:: The problem ::
In the records below, find the lines that include "text" and copy each.

Figure collection entries
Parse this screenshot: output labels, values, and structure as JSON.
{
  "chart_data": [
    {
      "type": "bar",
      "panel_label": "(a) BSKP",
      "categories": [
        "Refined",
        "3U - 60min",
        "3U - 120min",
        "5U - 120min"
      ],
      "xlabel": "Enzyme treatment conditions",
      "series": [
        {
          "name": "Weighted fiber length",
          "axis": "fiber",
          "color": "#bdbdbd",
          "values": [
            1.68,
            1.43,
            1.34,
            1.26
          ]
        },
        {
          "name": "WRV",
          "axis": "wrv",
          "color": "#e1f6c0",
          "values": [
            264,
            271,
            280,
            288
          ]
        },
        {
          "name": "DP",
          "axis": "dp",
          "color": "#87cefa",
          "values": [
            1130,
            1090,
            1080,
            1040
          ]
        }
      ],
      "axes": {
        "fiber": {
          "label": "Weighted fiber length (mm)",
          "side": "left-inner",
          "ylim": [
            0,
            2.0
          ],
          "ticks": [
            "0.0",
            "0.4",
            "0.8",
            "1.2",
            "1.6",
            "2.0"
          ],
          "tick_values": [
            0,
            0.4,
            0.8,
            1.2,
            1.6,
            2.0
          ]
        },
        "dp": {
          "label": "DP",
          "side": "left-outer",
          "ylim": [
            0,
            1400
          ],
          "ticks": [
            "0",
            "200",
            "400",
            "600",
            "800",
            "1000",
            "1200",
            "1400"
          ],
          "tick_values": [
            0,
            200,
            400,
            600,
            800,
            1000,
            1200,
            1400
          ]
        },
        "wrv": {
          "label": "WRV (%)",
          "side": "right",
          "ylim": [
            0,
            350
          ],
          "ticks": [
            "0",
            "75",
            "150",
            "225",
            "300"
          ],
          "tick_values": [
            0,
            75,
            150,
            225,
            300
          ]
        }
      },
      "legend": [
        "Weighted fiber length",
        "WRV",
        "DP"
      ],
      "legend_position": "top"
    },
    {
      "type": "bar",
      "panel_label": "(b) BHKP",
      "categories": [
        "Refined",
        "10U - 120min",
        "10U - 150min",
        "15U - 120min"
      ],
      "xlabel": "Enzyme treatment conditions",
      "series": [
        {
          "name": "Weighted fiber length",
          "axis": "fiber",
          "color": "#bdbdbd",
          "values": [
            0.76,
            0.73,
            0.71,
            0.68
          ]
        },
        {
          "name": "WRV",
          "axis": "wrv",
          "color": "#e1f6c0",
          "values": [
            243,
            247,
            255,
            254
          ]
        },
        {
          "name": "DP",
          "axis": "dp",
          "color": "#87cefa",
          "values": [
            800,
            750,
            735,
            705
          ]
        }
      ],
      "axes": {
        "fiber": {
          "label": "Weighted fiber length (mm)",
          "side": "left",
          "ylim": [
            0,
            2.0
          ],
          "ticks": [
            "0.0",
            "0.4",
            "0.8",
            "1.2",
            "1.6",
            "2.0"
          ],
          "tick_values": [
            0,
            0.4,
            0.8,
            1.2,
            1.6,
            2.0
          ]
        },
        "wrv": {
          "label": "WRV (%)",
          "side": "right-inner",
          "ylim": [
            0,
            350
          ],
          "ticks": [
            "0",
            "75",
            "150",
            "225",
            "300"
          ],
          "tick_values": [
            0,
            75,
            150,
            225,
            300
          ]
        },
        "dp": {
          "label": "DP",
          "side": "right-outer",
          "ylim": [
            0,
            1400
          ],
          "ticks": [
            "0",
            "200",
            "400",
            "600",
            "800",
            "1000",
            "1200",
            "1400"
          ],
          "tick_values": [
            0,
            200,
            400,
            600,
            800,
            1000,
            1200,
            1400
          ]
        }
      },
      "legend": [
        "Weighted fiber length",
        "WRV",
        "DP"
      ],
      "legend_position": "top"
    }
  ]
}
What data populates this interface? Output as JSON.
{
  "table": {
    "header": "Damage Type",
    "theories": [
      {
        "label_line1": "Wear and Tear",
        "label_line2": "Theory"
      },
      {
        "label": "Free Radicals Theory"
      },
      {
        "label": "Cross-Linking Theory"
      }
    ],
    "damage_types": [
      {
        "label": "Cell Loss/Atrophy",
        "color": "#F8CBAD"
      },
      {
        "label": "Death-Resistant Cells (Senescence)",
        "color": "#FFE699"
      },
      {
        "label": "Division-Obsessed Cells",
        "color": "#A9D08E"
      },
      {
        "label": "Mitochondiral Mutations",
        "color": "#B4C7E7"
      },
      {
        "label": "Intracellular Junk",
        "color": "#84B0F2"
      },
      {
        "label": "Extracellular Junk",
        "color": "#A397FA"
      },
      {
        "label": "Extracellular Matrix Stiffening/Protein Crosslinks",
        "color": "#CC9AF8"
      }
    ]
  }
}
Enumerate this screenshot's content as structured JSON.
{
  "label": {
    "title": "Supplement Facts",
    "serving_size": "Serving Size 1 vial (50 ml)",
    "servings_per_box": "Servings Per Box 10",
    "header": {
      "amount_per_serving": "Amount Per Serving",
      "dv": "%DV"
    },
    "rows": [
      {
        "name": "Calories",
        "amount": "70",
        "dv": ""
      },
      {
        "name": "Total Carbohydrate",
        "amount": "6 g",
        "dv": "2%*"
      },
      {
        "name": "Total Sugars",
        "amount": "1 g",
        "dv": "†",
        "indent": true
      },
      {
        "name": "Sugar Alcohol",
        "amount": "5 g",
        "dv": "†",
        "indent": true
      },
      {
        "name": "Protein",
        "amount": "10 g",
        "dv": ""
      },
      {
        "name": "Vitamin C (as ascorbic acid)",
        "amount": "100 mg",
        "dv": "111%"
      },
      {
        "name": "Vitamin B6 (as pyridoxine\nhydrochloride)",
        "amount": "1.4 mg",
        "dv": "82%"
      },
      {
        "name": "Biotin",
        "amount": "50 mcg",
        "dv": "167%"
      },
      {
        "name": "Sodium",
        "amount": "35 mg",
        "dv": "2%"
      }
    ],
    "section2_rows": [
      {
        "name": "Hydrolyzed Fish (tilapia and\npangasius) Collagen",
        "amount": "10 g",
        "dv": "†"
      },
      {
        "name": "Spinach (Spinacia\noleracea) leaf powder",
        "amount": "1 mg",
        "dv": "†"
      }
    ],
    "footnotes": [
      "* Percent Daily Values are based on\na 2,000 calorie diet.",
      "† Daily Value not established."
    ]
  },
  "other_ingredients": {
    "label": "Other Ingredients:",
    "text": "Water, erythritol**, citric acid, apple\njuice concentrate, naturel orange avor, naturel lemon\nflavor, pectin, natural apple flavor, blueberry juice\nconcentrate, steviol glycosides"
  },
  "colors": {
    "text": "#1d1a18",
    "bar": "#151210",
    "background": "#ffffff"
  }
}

:: Written solution ::
    "text": "Water, erythritol**, citric acid, apple\njuice concentrate, naturel orange avor, naturel lemon\nflavor, pectin, natural apple flavor, blueberry juice\nconcentrate, steviol glycosides"
    "text": "#1d1a18",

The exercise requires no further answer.